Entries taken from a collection
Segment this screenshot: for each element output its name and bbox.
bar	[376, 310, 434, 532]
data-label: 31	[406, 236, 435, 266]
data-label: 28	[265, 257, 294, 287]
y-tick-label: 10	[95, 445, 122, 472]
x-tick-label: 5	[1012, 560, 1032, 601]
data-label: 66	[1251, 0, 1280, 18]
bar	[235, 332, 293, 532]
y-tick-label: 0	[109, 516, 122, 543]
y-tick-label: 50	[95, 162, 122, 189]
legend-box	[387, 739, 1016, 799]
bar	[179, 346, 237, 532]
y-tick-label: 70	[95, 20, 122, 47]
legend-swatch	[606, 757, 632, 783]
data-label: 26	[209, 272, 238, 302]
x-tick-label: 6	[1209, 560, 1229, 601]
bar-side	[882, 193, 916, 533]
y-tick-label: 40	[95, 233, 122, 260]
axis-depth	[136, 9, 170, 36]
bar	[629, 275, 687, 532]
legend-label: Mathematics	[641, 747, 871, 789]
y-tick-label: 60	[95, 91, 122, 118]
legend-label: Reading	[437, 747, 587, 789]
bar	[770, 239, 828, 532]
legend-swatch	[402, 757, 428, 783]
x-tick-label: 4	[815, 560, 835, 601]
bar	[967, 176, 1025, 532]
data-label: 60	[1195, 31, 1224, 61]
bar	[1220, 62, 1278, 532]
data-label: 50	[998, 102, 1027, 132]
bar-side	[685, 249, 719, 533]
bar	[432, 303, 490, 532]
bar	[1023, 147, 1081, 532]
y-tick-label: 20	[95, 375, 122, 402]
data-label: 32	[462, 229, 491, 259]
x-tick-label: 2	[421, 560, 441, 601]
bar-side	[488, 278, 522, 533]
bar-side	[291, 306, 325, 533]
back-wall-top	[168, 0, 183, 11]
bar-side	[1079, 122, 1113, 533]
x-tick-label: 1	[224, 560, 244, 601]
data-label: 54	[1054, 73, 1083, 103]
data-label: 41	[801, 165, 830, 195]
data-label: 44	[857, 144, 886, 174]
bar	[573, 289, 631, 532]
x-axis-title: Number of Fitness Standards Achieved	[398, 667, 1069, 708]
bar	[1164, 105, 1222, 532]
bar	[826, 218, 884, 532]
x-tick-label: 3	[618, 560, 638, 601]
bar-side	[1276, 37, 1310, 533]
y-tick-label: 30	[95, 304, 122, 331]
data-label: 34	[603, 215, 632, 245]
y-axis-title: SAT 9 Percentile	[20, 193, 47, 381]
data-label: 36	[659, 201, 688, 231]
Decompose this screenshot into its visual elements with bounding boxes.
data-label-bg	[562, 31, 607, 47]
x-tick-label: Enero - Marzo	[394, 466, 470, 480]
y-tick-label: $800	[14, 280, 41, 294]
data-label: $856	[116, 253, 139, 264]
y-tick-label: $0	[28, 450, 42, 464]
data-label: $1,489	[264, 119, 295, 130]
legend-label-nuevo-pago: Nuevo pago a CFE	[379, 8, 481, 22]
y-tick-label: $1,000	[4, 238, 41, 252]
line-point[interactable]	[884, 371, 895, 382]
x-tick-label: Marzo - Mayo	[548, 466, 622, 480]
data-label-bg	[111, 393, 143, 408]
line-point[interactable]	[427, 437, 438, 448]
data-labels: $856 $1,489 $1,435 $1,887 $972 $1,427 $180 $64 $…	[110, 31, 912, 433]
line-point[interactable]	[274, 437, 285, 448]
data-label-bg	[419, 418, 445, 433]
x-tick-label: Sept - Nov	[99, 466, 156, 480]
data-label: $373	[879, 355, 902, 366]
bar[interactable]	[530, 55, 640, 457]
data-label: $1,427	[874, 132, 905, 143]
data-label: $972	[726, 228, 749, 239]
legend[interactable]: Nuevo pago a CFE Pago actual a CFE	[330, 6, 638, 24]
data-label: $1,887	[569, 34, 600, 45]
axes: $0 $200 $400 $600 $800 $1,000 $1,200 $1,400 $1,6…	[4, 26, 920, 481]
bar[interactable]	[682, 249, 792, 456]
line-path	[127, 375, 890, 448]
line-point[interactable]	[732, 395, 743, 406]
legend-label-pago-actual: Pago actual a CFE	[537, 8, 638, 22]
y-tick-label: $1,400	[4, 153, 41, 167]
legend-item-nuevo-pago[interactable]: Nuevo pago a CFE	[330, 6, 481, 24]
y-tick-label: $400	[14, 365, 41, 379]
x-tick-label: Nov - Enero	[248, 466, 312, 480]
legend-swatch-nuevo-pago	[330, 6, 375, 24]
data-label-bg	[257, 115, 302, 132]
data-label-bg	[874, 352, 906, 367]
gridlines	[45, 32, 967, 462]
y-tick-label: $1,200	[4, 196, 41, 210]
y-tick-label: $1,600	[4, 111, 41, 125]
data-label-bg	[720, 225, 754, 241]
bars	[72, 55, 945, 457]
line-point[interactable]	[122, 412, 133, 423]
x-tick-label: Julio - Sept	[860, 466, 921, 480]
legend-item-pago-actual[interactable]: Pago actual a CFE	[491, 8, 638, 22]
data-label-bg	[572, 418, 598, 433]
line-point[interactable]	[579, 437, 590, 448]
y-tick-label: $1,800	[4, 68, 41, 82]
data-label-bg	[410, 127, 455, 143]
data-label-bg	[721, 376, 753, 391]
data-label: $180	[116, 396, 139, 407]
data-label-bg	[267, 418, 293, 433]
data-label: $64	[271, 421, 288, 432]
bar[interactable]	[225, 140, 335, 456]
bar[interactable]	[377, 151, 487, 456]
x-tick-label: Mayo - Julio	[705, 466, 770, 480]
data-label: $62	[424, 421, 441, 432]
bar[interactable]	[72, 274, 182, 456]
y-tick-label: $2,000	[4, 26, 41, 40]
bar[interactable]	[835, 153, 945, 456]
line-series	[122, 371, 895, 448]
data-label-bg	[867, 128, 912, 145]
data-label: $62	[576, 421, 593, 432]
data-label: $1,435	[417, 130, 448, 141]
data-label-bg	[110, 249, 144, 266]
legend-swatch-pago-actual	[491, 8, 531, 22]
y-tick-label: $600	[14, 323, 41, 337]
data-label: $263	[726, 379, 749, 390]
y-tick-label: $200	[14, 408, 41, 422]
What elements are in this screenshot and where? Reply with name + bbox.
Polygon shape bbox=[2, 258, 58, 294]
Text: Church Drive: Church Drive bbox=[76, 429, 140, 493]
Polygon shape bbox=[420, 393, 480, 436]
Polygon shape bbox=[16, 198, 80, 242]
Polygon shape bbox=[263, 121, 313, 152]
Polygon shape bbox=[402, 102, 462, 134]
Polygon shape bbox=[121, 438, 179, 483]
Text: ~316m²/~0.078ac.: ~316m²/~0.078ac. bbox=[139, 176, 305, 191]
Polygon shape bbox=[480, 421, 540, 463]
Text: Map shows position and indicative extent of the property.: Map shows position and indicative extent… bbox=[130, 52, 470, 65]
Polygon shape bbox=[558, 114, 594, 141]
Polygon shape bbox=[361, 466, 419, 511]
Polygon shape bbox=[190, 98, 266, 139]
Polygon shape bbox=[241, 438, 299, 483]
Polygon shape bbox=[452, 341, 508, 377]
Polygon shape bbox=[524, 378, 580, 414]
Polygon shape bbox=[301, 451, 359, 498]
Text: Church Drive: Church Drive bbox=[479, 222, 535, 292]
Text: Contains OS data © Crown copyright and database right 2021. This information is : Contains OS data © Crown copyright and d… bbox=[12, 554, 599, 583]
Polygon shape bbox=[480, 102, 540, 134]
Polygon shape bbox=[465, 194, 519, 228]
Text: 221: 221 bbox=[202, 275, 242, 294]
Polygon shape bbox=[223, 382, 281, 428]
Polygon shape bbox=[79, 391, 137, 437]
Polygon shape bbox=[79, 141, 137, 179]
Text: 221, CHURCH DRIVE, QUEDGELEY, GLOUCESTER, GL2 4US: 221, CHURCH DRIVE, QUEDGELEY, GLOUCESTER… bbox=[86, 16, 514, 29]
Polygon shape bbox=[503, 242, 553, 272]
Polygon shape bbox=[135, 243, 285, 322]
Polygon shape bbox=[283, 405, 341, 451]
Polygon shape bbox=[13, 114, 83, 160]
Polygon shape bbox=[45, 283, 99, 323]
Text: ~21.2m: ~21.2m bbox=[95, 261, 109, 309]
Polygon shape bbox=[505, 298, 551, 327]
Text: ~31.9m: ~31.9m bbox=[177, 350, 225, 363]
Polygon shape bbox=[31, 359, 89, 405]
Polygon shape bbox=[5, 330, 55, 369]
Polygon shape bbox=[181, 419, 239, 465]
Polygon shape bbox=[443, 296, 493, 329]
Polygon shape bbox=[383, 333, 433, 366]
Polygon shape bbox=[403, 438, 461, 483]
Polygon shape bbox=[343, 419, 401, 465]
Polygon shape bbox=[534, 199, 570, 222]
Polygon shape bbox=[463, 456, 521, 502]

§ **EXERCISE TASK**
Rename "data-label" to "value-label" in the entries from the start of the records through the line containing "332, 293, 532]", inclusive. Leave everything else unchanged.

§ **REPLY**
Segment this screenshot: for each element output its name and bbox.
bar	[376, 310, 434, 532]
value-label: 31	[406, 236, 435, 266]
value-label: 28	[265, 257, 294, 287]
y-tick-label: 10	[95, 445, 122, 472]
x-tick-label: 5	[1012, 560, 1032, 601]
value-label: 66	[1251, 0, 1280, 18]
bar	[235, 332, 293, 532]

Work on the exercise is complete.